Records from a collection
>>>>>

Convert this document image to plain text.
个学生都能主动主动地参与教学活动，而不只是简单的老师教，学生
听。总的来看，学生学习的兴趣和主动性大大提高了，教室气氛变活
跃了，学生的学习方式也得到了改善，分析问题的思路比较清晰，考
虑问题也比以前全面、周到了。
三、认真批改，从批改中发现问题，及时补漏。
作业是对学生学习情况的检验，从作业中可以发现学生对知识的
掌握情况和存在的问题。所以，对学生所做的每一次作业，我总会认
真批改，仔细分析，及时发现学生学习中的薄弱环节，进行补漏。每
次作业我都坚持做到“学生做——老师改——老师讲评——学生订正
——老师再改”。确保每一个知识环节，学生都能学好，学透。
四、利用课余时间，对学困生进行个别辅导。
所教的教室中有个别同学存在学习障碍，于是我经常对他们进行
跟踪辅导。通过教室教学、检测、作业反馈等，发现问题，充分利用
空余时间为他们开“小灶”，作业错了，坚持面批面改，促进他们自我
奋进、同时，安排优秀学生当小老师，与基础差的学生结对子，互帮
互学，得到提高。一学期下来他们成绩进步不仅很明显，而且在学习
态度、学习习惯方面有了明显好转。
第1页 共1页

<<<<<

### EXERCISE DETAILS
Print the material above once more, exactly.

### RESULT FOR THIS TASK
Convert this document image to plain text.
个学生都能主动主动地参与教学活动，而不只是简单的老师教，学生
听。总的来看，学生学习的兴趣和主动性大大提高了，教室气氛变活
跃了，学生的学习方式也得到了改善，分析问题的思路比较清晰，考
虑问题也比以前全面、周到了。
三、认真批改，从批改中发现问题，及时补漏。
作业是对学生学习情况的检验，从作业中可以发现学生对知识的
掌握情况和存在的问题。所以，对学生所做的每一次作业，我总会认
真批改，仔细分析，及时发现学生学习中的薄弱环节，进行补漏。每
次作业我都坚持做到“学生做——老师改——老师讲评——学生订正
——老师再改”。确保每一个知识环节，学生都能学好，学透。
四、利用课余时间，对学困生进行个别辅导。
所教的教室中有个别同学存在学习障碍，于是我经常对他们进行
跟踪辅导。通过教室教学、检测、作业反馈等，发现问题，充分利用
空余时间为他们开“小灶”，作业错了，坚持面批面改，促进他们自我
奋进、同时，安排优秀学生当小老师，与基础差的学生结对子，互帮
互学，得到提高。一学期下来他们成绩进步不仅很明显，而且在学习
态度、学习习惯方面有了明显好转。
第1页 共1页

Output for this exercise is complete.